### EXERCISE TASK
Your task is to copy every line of the records below that contains "this".

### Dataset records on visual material
>> Start

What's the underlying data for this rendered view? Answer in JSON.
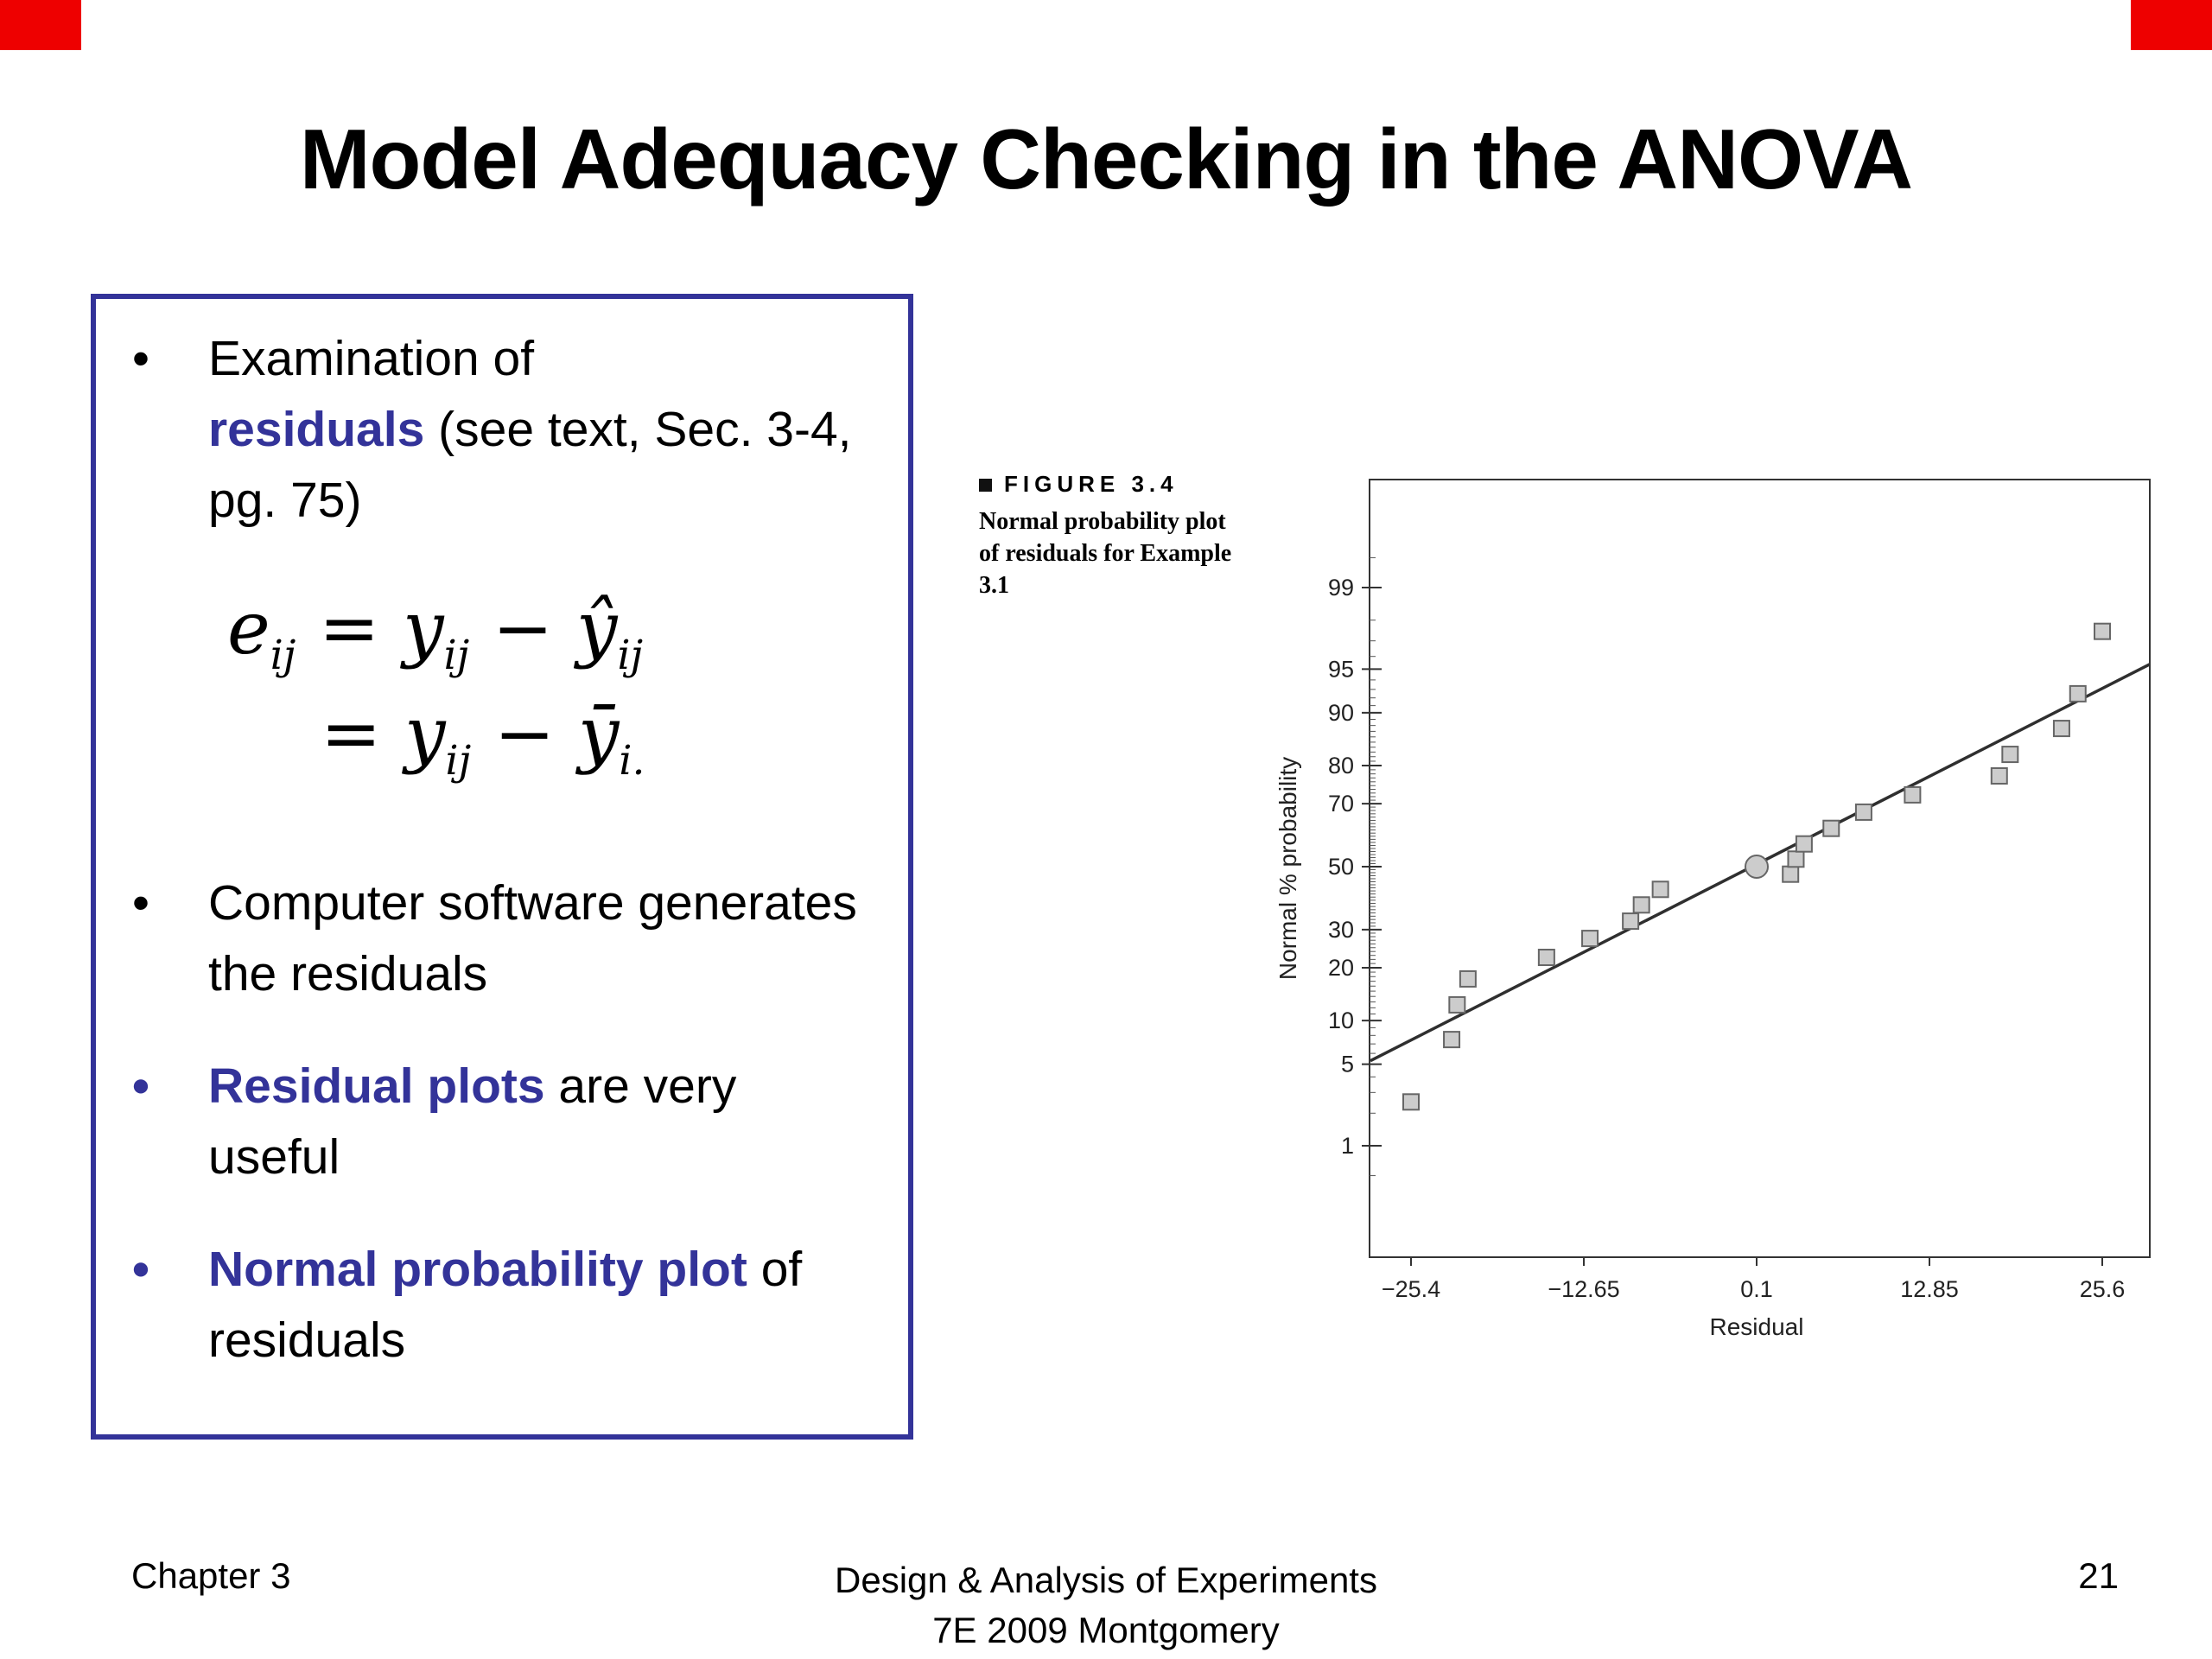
{
  "slide": {
    "title": "Model Adequacy Checking in the ANOVA",
    "bullet_char": "•",
    "footer": {
      "chapter": "Chapter 3",
      "center_line1": "Design & Analysis of Experiments",
      "center_line2": "7E 2009 Montgomery",
      "page_number": "21"
    }
  },
  "panel": {
    "bullet1": {
      "pre": "Examination of",
      "highlight": "residuals",
      "post": " (see text, Sec. 3-4, pg. 75)"
    },
    "formula1": {
      "p1": "e",
      "s1": "ij",
      "p2": " = y",
      "s2": "ij",
      "p3": " − ŷ",
      "s3": "ij"
    },
    "formula2": {
      "p1": "= y",
      "s1": "ij",
      "p2": " − ȳ",
      "s2": "i."
    },
    "bullet2": "Computer software generates the residuals",
    "bullet3": {
      "highlight": "Residual plots",
      "post": " are very useful"
    },
    "bullet4": {
      "highlight": "Normal probability plot",
      "post": " of residuals"
    }
  },
  "figure": {
    "label": "FIGURE 3.4",
    "caption": "Normal probability plot of residuals for Example 3.1"
  },
  "chart_data": {
    "type": "scatter",
    "title": "Normal probability plot of residuals for Example 3.1",
    "xlabel": "Residual",
    "ylabel": "Normal % probability",
    "x_ticks": [
      -25.4,
      -12.65,
      0.1,
      12.85,
      25.6
    ],
    "y_ticks": [
      1,
      5,
      10,
      20,
      30,
      50,
      70,
      80,
      90,
      95,
      99
    ],
    "y_scale": "normal-probability",
    "points": [
      {
        "x": -25.4,
        "p": 2.5
      },
      {
        "x": -22.4,
        "p": 7.5
      },
      {
        "x": -22.0,
        "p": 12.5
      },
      {
        "x": -21.2,
        "p": 17.5
      },
      {
        "x": -15.4,
        "p": 22.5
      },
      {
        "x": -12.2,
        "p": 27.5
      },
      {
        "x": -9.2,
        "p": 32.5
      },
      {
        "x": -8.4,
        "p": 37.5
      },
      {
        "x": -7.0,
        "p": 42.5
      },
      {
        "x": 2.6,
        "p": 47.5
      },
      {
        "x": 3.0,
        "p": 52.5
      },
      {
        "x": 3.6,
        "p": 57.5
      },
      {
        "x": 5.6,
        "p": 62.5
      },
      {
        "x": 8.0,
        "p": 67.5
      },
      {
        "x": 11.6,
        "p": 72.5
      },
      {
        "x": 18.0,
        "p": 77.5
      },
      {
        "x": 18.8,
        "p": 82.5
      },
      {
        "x": 22.6,
        "p": 87.5
      },
      {
        "x": 23.8,
        "p": 92.5
      },
      {
        "x": 25.6,
        "p": 97.5
      }
    ],
    "highlight_point": {
      "x": 0.1,
      "p": 50
    },
    "fit_line": {
      "x1": -28.4,
      "p1": 5.3,
      "x2": 29.1,
      "p2": 95.4
    }
  },
  "colors": {
    "accent_blue": "#333399",
    "corner_red": "#EE0000",
    "chart_marker_fill": "#CCCCCC",
    "chart_marker_stroke": "#666666",
    "chart_line": "#2F2F2F",
    "chart_axis": "#333333"
  }
}
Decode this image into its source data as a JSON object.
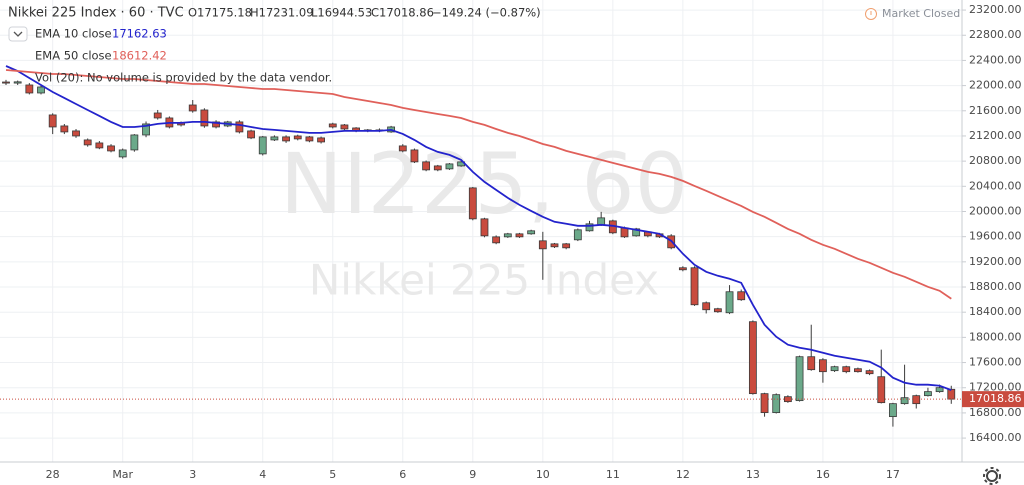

>> End

### THE ANSWER
What's the underlying data for this rendered view? Answer in JSON.
Decode this image into its source data as a JSON object.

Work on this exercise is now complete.